[SET TASK]: Read the lines that follow and pick out every one containing the word "Kurbsky".

_ _ _

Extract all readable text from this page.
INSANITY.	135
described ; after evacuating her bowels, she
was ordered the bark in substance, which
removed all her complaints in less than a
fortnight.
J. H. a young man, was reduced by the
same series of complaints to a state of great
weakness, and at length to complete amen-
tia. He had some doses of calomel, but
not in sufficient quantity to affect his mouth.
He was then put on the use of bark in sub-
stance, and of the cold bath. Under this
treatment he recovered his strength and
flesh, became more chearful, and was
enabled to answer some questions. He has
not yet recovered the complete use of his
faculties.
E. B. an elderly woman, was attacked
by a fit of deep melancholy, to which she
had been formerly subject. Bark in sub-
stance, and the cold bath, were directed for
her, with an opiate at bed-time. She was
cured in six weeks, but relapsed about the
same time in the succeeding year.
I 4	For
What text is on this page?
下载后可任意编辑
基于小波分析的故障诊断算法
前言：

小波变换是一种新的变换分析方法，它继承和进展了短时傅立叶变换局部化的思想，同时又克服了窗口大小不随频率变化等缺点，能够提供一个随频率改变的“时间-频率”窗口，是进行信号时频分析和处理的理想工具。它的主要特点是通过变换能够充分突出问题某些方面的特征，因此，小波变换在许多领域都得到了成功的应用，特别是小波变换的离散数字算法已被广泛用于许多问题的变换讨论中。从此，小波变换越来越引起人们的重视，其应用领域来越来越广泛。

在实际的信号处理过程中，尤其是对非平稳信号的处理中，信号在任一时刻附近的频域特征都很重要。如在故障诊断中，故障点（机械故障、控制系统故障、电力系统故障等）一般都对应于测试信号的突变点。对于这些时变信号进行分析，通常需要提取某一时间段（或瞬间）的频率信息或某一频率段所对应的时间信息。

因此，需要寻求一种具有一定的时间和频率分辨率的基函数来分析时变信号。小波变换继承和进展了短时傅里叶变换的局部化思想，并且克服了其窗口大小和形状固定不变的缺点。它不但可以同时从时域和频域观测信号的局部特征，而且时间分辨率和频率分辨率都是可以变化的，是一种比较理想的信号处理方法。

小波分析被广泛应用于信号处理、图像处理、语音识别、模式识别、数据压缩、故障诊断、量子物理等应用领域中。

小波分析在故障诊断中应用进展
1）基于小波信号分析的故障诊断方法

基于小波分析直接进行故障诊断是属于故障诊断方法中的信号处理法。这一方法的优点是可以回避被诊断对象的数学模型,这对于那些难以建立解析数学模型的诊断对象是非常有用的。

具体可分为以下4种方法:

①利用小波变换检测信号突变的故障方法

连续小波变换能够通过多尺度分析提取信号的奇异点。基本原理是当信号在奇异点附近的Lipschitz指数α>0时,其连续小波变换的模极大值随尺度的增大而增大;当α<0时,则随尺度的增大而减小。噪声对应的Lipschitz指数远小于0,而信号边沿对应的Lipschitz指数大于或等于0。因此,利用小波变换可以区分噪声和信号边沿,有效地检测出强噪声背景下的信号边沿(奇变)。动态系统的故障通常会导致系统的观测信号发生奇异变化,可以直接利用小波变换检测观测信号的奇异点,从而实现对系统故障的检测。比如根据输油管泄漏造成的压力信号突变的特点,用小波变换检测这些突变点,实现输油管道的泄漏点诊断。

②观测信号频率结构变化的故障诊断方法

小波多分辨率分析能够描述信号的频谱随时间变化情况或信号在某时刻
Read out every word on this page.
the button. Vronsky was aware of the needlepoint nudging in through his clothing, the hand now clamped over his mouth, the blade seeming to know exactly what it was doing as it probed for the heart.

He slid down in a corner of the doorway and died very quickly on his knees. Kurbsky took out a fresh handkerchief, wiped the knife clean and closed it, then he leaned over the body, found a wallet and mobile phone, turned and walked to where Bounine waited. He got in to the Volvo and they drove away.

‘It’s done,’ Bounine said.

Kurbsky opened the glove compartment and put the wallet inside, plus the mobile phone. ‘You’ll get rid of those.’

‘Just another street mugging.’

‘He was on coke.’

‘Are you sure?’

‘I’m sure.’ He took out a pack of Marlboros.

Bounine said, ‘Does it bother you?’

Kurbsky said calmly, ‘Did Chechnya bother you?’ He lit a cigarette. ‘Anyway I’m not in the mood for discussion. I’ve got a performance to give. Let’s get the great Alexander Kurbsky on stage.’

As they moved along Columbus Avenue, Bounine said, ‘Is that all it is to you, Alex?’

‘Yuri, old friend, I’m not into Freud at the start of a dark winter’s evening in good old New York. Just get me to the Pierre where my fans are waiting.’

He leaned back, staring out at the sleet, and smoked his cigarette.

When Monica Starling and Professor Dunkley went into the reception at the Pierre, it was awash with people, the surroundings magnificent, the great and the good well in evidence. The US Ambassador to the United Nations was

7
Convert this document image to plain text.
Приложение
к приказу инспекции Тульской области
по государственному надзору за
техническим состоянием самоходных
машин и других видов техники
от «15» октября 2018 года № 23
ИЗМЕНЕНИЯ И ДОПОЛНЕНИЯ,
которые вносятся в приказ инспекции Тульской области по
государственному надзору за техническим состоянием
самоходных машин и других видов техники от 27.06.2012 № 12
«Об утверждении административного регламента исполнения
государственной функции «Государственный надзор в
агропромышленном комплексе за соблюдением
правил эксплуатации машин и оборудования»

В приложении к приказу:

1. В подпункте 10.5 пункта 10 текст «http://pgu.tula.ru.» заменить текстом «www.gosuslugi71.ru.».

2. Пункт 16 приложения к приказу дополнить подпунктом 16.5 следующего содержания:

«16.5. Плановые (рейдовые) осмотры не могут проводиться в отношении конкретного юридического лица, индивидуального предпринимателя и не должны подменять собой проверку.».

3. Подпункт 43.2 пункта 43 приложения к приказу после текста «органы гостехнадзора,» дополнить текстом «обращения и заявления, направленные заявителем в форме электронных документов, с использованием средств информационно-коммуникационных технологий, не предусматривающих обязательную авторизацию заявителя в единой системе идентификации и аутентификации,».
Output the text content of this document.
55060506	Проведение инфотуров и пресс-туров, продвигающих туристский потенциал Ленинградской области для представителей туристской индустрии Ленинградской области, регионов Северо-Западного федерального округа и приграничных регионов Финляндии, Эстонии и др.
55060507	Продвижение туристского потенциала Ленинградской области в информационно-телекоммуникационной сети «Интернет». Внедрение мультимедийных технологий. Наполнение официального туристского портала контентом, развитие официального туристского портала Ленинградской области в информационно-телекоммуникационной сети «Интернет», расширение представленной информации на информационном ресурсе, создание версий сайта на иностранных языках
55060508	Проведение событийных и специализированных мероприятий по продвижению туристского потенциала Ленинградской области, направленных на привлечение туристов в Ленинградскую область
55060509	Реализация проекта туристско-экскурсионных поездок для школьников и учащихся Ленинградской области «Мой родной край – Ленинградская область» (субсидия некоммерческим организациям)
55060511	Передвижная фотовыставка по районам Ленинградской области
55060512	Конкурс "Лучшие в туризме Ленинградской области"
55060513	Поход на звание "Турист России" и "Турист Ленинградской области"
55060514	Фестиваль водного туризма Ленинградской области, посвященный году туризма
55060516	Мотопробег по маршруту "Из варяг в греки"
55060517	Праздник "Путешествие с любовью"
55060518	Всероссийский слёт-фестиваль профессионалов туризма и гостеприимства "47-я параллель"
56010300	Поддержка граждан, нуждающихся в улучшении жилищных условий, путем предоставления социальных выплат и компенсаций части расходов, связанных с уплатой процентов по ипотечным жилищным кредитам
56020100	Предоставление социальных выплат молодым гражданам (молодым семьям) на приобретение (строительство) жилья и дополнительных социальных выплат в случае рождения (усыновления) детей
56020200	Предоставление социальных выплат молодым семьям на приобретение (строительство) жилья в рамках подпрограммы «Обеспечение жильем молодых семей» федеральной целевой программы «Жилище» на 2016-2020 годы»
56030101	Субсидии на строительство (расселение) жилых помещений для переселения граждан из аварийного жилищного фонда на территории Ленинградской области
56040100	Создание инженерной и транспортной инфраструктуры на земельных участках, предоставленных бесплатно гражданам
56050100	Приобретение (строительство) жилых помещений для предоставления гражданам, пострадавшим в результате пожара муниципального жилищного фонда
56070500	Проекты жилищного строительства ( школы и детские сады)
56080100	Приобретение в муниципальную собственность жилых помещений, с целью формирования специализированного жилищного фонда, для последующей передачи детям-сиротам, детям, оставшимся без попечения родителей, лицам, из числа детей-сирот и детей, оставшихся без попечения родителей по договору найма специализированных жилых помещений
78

_ _ _

[SOLVED PROBLEM]:
He slid down in a corner of the doorway and died very quickly on his knees. Kurbsky took out a fresh handkerchief, wiped the knife clean and closed it, then he leaned over the body, found a wallet and mobile phone, turned and walked to where Bounine waited. He got in to the Volvo and they drove away.
Kurbsky opened the glove compartment and put the wallet inside, plus the mobile phone. ‘You’ll get rid of those.’
Kurbsky said calmly, ‘Did Chechnya bother you?’ He lit a cigarette. ‘Anyway I’m not in the mood for discussion. I’ve got a performance to give. Let’s get the great Alexander Kurbsky on stage.’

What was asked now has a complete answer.